┌──

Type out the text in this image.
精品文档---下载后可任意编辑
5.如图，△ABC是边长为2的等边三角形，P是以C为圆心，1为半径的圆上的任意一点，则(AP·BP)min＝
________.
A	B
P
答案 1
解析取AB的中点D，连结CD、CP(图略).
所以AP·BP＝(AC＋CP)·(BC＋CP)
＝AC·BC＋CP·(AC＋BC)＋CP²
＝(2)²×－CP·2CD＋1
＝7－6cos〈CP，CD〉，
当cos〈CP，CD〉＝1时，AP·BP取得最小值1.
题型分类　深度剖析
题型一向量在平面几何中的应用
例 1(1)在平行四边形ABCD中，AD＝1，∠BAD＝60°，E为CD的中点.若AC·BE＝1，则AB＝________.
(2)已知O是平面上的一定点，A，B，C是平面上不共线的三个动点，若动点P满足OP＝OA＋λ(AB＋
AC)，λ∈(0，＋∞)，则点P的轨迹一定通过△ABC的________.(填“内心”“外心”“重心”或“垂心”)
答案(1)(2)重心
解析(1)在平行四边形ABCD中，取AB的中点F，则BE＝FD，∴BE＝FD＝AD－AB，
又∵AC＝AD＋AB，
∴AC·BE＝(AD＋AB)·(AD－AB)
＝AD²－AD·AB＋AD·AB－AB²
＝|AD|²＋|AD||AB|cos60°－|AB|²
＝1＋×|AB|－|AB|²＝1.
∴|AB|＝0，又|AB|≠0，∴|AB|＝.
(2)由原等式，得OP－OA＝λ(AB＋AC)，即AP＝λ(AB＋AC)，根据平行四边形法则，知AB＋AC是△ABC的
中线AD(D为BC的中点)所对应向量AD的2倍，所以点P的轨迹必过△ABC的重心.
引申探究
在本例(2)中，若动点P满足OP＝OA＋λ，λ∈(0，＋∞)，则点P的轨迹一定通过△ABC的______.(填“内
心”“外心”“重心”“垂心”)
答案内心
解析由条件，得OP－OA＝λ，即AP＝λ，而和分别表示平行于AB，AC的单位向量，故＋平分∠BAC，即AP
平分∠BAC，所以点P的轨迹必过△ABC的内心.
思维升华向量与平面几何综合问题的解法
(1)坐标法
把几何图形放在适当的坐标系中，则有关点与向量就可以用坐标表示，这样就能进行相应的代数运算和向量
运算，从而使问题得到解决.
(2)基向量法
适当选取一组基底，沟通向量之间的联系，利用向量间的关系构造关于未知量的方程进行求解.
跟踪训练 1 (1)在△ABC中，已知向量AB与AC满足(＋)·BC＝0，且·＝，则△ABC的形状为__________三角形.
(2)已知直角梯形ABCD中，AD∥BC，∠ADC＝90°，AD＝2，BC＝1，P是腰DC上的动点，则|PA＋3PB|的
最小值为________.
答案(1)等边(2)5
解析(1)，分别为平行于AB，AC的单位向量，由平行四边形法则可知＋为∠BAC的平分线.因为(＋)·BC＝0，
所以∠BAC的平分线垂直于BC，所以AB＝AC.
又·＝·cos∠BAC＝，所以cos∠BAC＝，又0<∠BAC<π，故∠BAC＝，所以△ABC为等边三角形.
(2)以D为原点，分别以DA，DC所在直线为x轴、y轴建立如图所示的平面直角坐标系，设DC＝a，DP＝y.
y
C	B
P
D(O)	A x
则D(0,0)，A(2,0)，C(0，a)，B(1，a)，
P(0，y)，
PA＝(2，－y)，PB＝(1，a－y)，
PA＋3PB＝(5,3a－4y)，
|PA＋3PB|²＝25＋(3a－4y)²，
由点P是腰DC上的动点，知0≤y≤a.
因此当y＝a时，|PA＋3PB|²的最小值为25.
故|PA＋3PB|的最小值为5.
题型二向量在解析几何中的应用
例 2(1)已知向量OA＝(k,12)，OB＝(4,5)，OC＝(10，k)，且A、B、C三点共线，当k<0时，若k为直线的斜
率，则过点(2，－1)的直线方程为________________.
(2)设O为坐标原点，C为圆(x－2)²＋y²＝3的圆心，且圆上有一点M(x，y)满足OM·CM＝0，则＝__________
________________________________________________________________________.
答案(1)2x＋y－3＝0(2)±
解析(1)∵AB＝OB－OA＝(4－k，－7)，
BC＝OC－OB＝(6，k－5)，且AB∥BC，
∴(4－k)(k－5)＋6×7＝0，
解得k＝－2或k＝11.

└──

#### What this task involves:
Which lines include "在平行四边形ABCD中"? Copy each of them out.

#### Written answer:
例 1(1)在平行四边形ABCD中，AD＝1，∠BAD＝60°，E为CD的中点.若AC·BE＝1，则AB＝________.
解析(1)在平行四边形ABCD中，取AB的中点F，则BE＝FD，∴BE＝FD＝AD－AB，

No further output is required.